## Records for this exercise
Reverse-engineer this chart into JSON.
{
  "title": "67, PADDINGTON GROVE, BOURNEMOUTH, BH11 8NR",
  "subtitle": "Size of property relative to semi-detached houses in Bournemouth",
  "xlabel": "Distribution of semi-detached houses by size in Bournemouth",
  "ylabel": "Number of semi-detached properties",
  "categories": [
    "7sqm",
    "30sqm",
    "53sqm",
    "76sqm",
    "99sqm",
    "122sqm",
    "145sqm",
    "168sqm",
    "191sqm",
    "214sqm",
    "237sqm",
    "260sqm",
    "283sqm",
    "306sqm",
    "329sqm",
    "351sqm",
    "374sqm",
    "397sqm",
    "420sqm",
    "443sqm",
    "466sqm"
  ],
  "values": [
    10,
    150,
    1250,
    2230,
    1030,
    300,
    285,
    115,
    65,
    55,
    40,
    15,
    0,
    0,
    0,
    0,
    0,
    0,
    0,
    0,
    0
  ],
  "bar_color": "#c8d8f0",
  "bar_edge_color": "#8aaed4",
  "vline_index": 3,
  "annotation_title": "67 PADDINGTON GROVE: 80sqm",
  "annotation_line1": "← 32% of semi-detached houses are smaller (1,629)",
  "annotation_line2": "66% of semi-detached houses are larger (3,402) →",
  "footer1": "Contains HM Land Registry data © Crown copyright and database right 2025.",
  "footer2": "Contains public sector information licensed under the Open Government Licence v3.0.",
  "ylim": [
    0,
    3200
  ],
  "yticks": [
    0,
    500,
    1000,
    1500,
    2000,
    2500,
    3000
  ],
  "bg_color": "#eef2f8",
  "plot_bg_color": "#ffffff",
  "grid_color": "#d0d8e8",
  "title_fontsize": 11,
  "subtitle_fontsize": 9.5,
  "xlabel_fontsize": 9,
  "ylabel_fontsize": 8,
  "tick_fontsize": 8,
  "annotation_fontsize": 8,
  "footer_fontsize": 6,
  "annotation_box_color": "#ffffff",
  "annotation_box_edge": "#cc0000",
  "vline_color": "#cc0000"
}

==

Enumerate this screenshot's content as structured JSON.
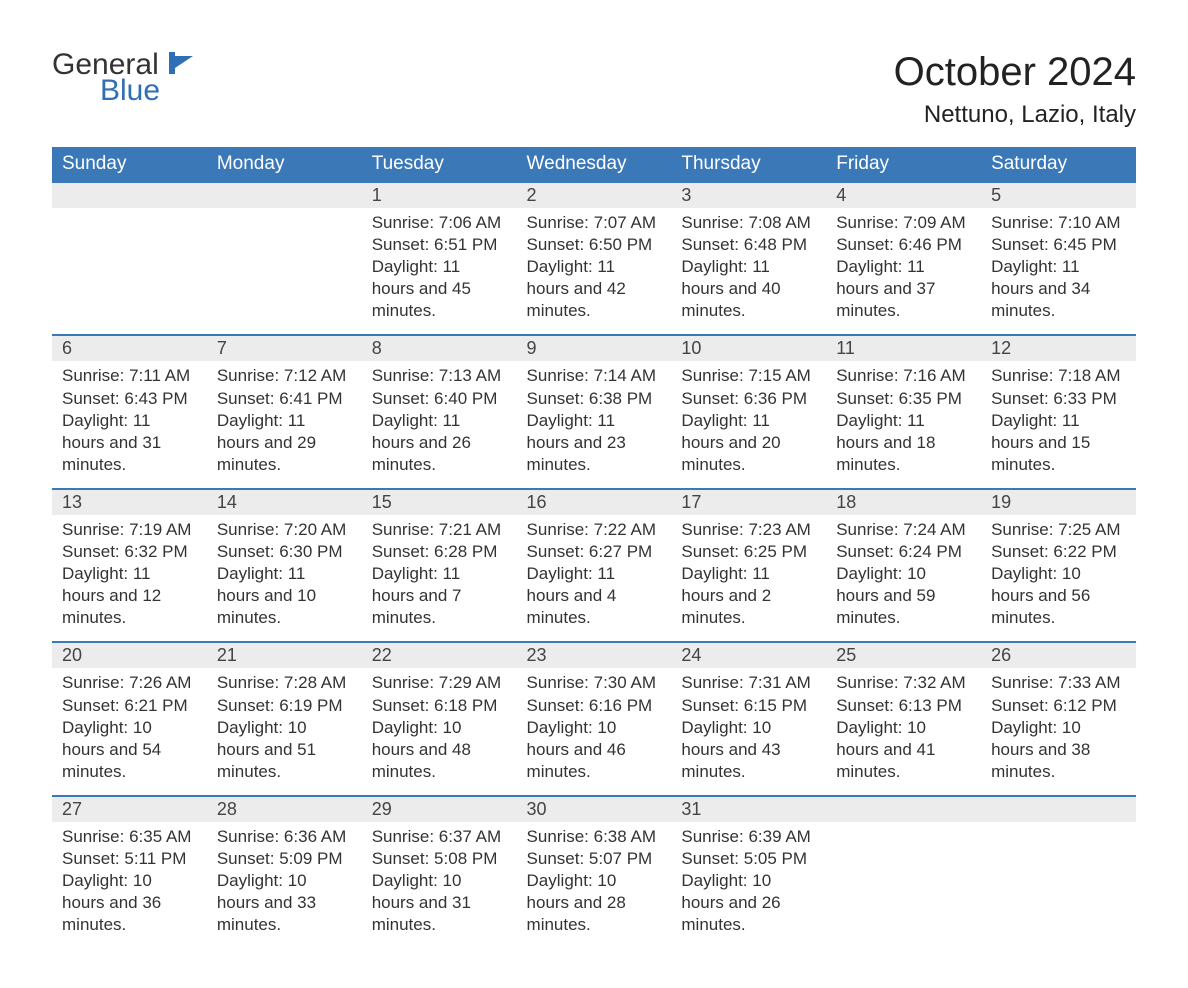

* * *

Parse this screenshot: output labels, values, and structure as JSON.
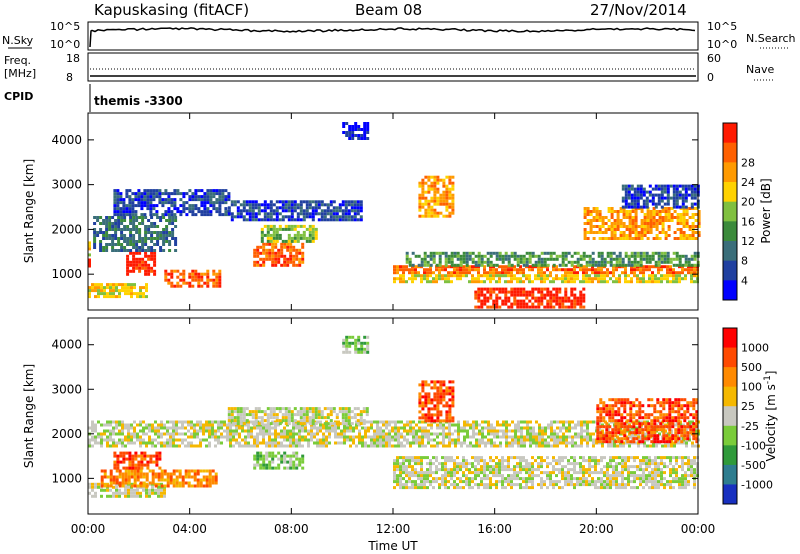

## Exercise directions
Go through the listing above and pull out each line containing the word "screenshot".

## Written response
Enumerate this screenshot's content as structured JSON.
Parse this screenshot: output labels, values, and structure as JSON.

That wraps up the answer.